— CONSEGNA A —
Elenca gli aggettivi con cui il brano sul pregiudizio contro i calabresi descrive la loro presunta colpa.
— CONSEGNA B —
Riscrivi il brano sul pregiudizio contro i calabresi a partire da "I pregiudizi contro" e proseguendo fino a "dal nostro popolo.", con "sopraffazioni" al posto di "oppressioni".
— CONSEGNA C —
Prosegui il brano sul pregiudizio contro i calabresi, ripartendo subito dopo la sua ultima frase.

Alle origini del pregiudizio: furono i calabresi a mettere in croce Gesù?
La loro colpa? Essere taciturni, fieri e indipendenti. Ai calabresi rimarrà impresso un marchio d’infamia che li avrebbe individuati come diversi e sempre sospettabili. Fino all’accusa di essere stati sgherri di Pilato e, come tali, carnefici di Cristo. Un’accusa, però, mai provata fino in fondo.
I pregiudizi contro i calabresi hanno origini lontanissime. Eccone un esempio che, anche se può trovare un certo fondamento storico, deve essere considerato solo come una lontana possibilità, mai provata e in ogni caso frutto di una delle tante oppressioni patite dal nostro popolo.

— DATI FORNITI —
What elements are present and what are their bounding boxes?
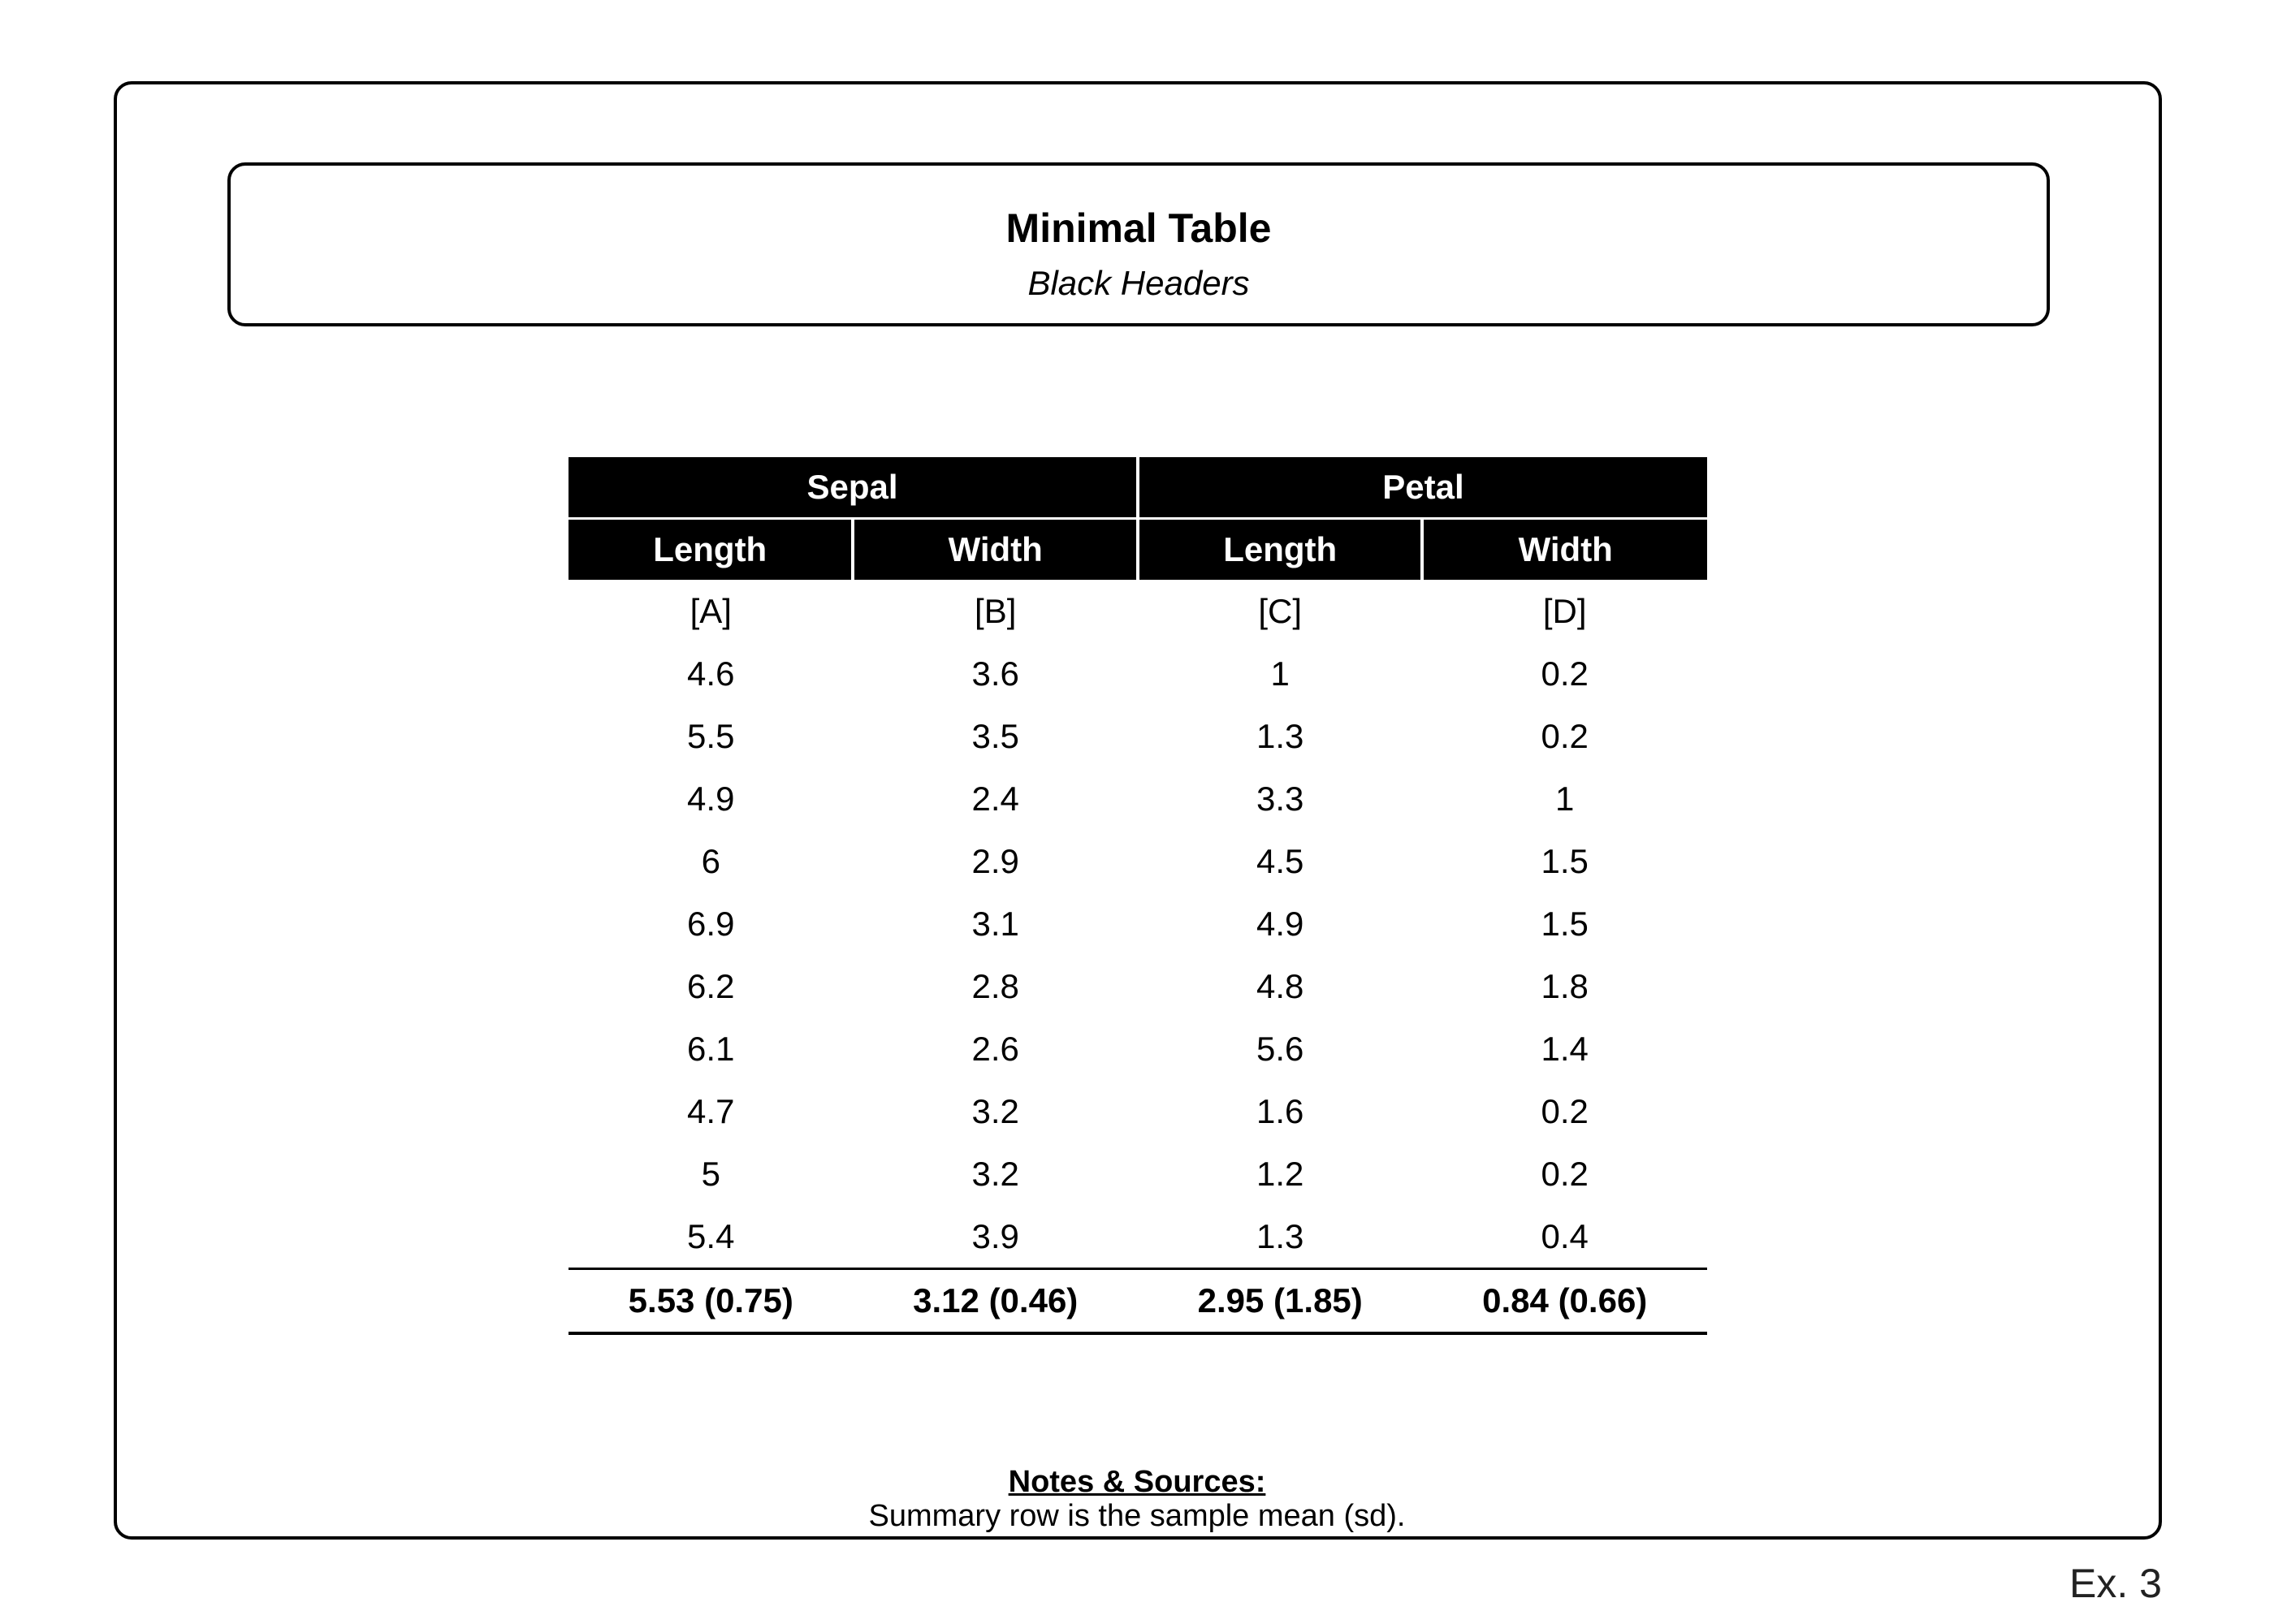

— RISPOSTA A —
taciturni, fieri, indipendenti

— RISPOSTA B —
I pregiudizi contro i calabresi hanno origini lontanissime. Eccone un esempio che, anche se può trovare un certo fondamento storico, deve essere considerato solo come una lontana possibilità, mai provata e in ogni caso frutto di una delle tante sopraffazioni patite dal nostro popolo.

— RISPOSTA C —
Tra il III ed il II secolo a.C. la Calabria entrò in contatto con la potenza romana, nella drammatica partita giocatasi tra Romani, Bruzi, Italioti e Cartaginesi. Da Pirro ad Annibale, la regione venne a cadere progressivamente sotto il potere di Roma, finendo con il far parte del suo territorio e della sua storia.
Nel 216 a.C. i Romani riportarono una terribile sconfitta ad opera dei Cartaginesi. A Canne perirono 25.000 romani, 10.000 furono fatti prigionieri e la stessa Roma rischiò l’estinzione se Annibale non avesse esitato a sferrare il colpo finale. I Romani riuscirono a risollevarsi e la repressione contro i popoli che avevano appoggiato Annibale, tra cui i Bruzi, fu tremenda.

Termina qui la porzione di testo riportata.